• **What is required**: Tally the lines that hold the word "nostro" and reply with that figure only.

• **Source material**:

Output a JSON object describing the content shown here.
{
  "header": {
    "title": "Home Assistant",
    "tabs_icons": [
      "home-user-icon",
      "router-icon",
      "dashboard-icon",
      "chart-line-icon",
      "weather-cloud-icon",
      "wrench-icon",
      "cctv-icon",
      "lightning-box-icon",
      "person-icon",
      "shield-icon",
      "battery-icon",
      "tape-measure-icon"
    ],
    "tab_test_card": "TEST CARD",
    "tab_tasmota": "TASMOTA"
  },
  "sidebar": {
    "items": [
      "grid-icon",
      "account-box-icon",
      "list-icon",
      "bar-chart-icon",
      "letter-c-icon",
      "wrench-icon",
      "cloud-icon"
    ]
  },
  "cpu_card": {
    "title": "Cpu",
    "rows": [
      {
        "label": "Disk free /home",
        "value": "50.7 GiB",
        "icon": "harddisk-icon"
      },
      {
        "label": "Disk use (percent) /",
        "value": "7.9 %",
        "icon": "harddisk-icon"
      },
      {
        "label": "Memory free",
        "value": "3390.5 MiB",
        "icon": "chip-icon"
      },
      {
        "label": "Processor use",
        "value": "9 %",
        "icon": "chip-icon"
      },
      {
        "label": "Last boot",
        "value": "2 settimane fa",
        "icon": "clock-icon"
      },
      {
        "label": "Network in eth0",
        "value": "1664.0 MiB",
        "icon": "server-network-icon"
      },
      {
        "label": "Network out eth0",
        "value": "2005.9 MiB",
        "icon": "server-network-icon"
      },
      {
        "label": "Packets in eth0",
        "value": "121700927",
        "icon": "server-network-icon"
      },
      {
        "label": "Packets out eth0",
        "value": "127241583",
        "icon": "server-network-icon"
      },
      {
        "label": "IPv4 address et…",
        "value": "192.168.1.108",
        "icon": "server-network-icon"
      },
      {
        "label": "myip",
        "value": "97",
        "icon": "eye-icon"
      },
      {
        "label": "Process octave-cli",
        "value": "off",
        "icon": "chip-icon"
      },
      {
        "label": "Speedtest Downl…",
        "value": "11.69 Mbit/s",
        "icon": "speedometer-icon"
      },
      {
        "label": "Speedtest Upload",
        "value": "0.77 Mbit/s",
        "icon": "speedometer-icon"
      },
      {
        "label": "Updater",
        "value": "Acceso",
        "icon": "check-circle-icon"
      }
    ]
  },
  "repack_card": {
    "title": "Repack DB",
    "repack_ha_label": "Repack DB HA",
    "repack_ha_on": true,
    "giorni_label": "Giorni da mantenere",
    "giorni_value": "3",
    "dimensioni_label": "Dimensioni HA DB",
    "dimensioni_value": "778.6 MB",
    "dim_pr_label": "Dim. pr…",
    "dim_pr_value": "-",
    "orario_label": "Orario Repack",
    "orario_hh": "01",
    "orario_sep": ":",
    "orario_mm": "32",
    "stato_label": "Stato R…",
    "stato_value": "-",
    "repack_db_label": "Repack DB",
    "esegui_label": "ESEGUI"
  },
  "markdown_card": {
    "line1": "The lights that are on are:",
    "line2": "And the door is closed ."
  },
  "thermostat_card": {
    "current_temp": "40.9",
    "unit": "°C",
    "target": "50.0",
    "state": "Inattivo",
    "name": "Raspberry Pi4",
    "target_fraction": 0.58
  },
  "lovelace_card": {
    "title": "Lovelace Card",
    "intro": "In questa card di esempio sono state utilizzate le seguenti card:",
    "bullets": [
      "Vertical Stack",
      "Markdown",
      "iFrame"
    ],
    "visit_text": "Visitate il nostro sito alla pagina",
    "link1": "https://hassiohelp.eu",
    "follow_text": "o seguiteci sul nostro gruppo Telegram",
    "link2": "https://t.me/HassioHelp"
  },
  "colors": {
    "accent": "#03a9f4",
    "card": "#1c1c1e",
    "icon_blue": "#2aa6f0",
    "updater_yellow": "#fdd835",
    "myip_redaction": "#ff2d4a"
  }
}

• **Solution to this exercise**: 2